## Page text:
** begin **

This question needs a bit of introduction, bear with me please.
In RDF, resources are identified using URI references. The notion of URI reference was added in anticipation of the standardization of IRIs. The SPARQL spec builds on this and in fact adopts the IRI standard as part of its spec: RDF terms in SPARQL queries are identified using IRIs.
Unfortunately, there is an incompatibility: RDF URI references may contain "<", ">", '"' (double quote), space, "{", "}", "|", "", "^", and "`", but these are not allowed in IRIs (see SPARQL's IRI syntax). The upshot of this is that while it is perfectly legal to have an RDF triple of the following form:
<http://example.org/a b> a ex:Foo .
You can not directly query such a resource using SPARQL, e.g.:
SELECT * WHERE { <http://example.org/a b> ?P ?Y . }
is not a syntactically valid SPARQL query.

** end **

## Given instruction 1:
Edit the listing from its first line down to the line containing "- bars: [111, 96, 1331, 642]", changing "bar-value-label" to "value-label" and keeping everything else the same.

## Given entries:

** begin **

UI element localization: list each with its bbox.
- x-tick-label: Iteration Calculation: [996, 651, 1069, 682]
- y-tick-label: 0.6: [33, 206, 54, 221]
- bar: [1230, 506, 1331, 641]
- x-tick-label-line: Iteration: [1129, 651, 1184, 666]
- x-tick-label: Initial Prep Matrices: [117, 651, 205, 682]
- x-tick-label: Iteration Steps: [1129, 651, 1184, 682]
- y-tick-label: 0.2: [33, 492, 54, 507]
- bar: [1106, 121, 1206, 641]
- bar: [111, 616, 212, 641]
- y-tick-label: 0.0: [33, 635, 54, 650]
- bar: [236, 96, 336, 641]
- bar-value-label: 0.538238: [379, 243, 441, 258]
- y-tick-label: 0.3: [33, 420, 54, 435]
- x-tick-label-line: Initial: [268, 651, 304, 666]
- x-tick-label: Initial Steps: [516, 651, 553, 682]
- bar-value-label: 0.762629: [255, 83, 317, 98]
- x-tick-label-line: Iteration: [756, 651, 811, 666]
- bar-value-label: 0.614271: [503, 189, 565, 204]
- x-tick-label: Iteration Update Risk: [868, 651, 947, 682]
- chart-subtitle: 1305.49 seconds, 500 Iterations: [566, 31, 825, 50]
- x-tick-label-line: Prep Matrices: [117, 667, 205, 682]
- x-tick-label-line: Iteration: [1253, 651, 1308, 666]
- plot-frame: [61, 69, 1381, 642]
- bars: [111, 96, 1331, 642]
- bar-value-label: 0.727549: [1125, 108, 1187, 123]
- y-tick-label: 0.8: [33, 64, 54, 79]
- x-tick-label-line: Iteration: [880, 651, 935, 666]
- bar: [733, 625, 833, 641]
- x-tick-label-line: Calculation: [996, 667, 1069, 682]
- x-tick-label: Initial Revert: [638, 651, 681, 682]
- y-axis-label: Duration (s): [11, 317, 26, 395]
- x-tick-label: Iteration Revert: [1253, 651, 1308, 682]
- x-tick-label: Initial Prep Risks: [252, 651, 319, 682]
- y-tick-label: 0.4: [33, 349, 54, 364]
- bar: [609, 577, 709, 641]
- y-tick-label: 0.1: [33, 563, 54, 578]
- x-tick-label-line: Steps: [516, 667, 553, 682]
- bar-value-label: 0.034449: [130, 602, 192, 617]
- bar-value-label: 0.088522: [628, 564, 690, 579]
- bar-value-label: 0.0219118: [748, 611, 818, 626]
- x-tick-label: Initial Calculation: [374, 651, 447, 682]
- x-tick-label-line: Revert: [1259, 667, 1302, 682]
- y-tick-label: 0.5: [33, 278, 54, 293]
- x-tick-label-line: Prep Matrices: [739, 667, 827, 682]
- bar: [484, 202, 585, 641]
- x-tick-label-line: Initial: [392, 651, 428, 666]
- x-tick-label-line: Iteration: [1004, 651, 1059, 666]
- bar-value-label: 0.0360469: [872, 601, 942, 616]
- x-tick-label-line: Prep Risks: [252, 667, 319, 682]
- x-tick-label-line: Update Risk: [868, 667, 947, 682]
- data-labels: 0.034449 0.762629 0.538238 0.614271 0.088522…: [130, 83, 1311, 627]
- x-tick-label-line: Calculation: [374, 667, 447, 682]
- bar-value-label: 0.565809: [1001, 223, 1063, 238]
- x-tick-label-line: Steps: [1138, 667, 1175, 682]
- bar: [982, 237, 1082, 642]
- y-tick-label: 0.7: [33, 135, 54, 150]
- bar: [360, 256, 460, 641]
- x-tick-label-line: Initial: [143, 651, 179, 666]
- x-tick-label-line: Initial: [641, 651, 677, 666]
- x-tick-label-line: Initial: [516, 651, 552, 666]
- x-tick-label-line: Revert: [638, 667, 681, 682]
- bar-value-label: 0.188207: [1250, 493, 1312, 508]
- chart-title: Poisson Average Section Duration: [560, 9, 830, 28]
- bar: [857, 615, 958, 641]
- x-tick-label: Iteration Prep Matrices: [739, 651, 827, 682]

** end **

## Given instruction 2:
Resume the text on RDF URI references and SPARQL IRIs, starting after its last sentence.

## Task output 1:
UI element localization: list each with its bbox.
- x-tick-label: Iteration Calculation: [996, 651, 1069, 682]
- y-tick-label: 0.6: [33, 206, 54, 221]
- bar: [1230, 506, 1331, 641]
- x-tick-label-line: Iteration: [1129, 651, 1184, 666]
- x-tick-label: Initial Prep Matrices: [117, 651, 205, 682]
- x-tick-label: Iteration Steps: [1129, 651, 1184, 682]
- y-tick-label: 0.2: [33, 492, 54, 507]
- bar: [1106, 121, 1206, 641]
- bar: [111, 616, 212, 641]
- y-tick-label: 0.0: [33, 635, 54, 650]
- bar: [236, 96, 336, 641]
- value-label: 0.538238: [379, 243, 441, 258]
- y-tick-label: 0.3: [33, 420, 54, 435]
- x-tick-label-line: Initial: [268, 651, 304, 666]
- x-tick-label: Initial Steps: [516, 651, 553, 682]
- value-label: 0.762629: [255, 83, 317, 98]
- x-tick-label-line: Iteration: [756, 651, 811, 666]
- value-label: 0.614271: [503, 189, 565, 204]
- x-tick-label: Iteration Update Risk: [868, 651, 947, 682]
- chart-subtitle: 1305.49 seconds, 500 Iterations: [566, 31, 825, 50]
- x-tick-label-line: Prep Matrices: [117, 667, 205, 682]
- x-tick-label-line: Iteration: [1253, 651, 1308, 666]
- plot-frame: [61, 69, 1381, 642]
- bars: [111, 96, 1331, 642]

## Task output 2:
All of this is pretty well known of course. The reason I am introducing it is that I would like to ask some "best practice" type questions related to this issue:
- have you ever encountered this problem in practice, that is, have you ever had to work with a dataset that contained such non-compatible URIrefs?
- how do you deal with this incompatibility? Do you query around it? Does your triplestore/parser toolkit of choice offer you some kind of workaround for this problem? Or do you simply convert the offending data?
I'm not so much looking for theoretical solutions, I'm more interested in what has been done out there in practice, already.
This question was inspired by a recent discussion on the Sesame mailinglist by the way, just in case you thought it looked familiar :)